Exercise objective => What is the number of lines that include the word "kontorareal"? Provide only that figure.

Supplied entries =>
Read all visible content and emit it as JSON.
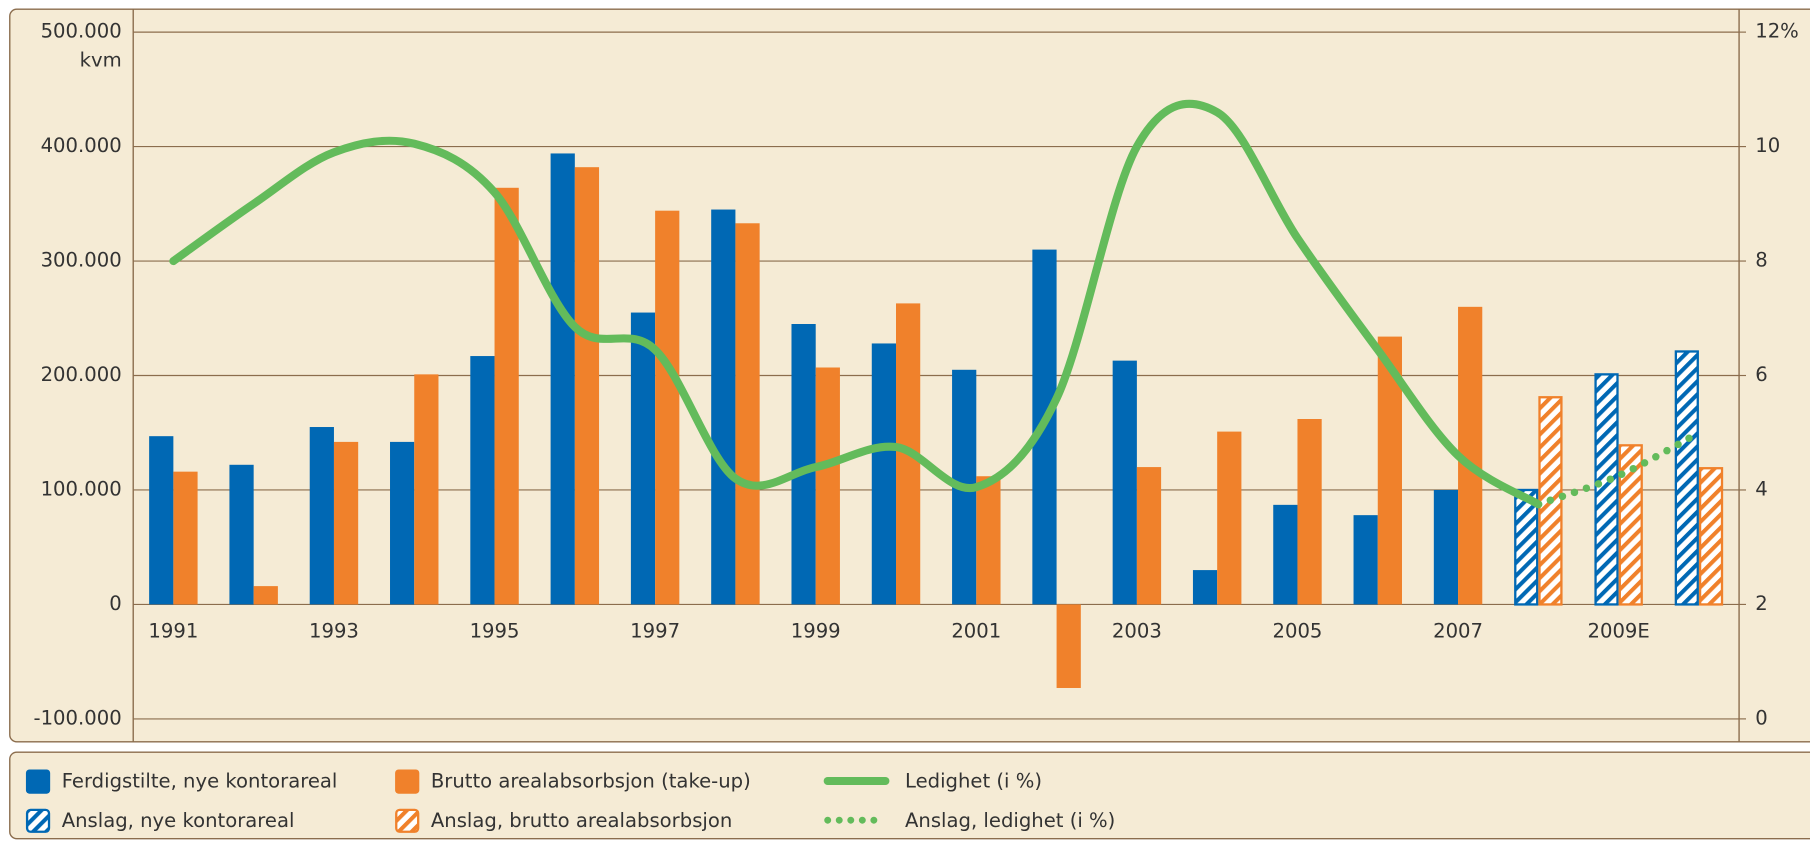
{
  "chart_data": {
    "type": "bar",
    "ylabel": "kvm",
    "categories": [
      "1991",
      null,
      "1993",
      null,
      "1995",
      null,
      "1997",
      null,
      "1999",
      null,
      "2001",
      null,
      "2003",
      null,
      "2005",
      null,
      "2007",
      null,
      "2009E",
      null
    ],
    "series": [
      {
        "name": "Ferdigstilte, nye kontorareal",
        "type": "bar",
        "pattern": "solid",
        "color": "#0068b4",
        "values": [
          147000,
          122000,
          155000,
          142000,
          217000,
          394000,
          255000,
          345000,
          245000,
          228000,
          205000,
          310000,
          213000,
          30000,
          87000,
          78000,
          100000,
          null,
          null,
          null
        ]
      },
      {
        "name": "Brutto arealabsorbsjon (take-up)",
        "type": "bar",
        "pattern": "solid",
        "color": "#f0812b",
        "values": [
          116000,
          16000,
          142000,
          201000,
          364000,
          382000,
          344000,
          333000,
          207000,
          263000,
          112000,
          -73000,
          120000,
          151000,
          162000,
          234000,
          260000,
          null,
          null,
          null
        ]
      },
      {
        "name": "Ledighet (i %)",
        "type": "line",
        "pattern": "solid",
        "axis": "y2",
        "color": "#63bb5b",
        "values": [
          8.0,
          9.0,
          9.9,
          10.05,
          9.2,
          6.85,
          6.45,
          4.2,
          4.4,
          4.75,
          4.05,
          5.6,
          10.0,
          10.6,
          8.4,
          6.45,
          4.6,
          3.75,
          null,
          null
        ]
      },
      {
        "name": "Anslag, nye kontorareal",
        "type": "bar",
        "pattern": "hatched",
        "color": "#0068b4",
        "values": [
          null,
          null,
          null,
          null,
          null,
          null,
          null,
          null,
          null,
          null,
          null,
          null,
          null,
          null,
          null,
          null,
          null,
          100000,
          201000,
          221000
        ]
      },
      {
        "name": "Anslag, brutto arealabsorbsjon",
        "type": "bar",
        "pattern": "hatched",
        "color": "#f0812b",
        "values": [
          null,
          null,
          null,
          null,
          null,
          null,
          null,
          null,
          null,
          null,
          null,
          null,
          null,
          null,
          null,
          null,
          null,
          181000,
          139000,
          119000
        ]
      },
      {
        "name": "Anslag, ledighet (i %)",
        "type": "line",
        "pattern": "dotted",
        "axis": "y2",
        "color": "#63bb5b",
        "values": [
          null,
          null,
          null,
          null,
          null,
          null,
          null,
          null,
          null,
          null,
          null,
          null,
          null,
          null,
          null,
          null,
          null,
          3.75,
          4.25,
          5.0
        ]
      }
    ],
    "ylim": [
      -120000,
      520000
    ],
    "yticks": [
      {
        "value": -100000,
        "label": "-100.000"
      },
      0,
      {
        "value": 100000,
        "label": "100.000"
      },
      {
        "value": 200000,
        "label": "200.000"
      },
      {
        "value": 300000,
        "label": "300.000"
      },
      {
        "value": 400000,
        "label": "400.000"
      },
      {
        "value": 500000,
        "label": "500.000"
      }
    ],
    "y2lim": [
      -0.4,
      12.4
    ],
    "y2ticks": [
      0,
      2,
      4,
      6,
      8,
      10,
      {
        "value": 12,
        "label": "12%"
      }
    ],
    "grid": true
  }
}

Expected output => 2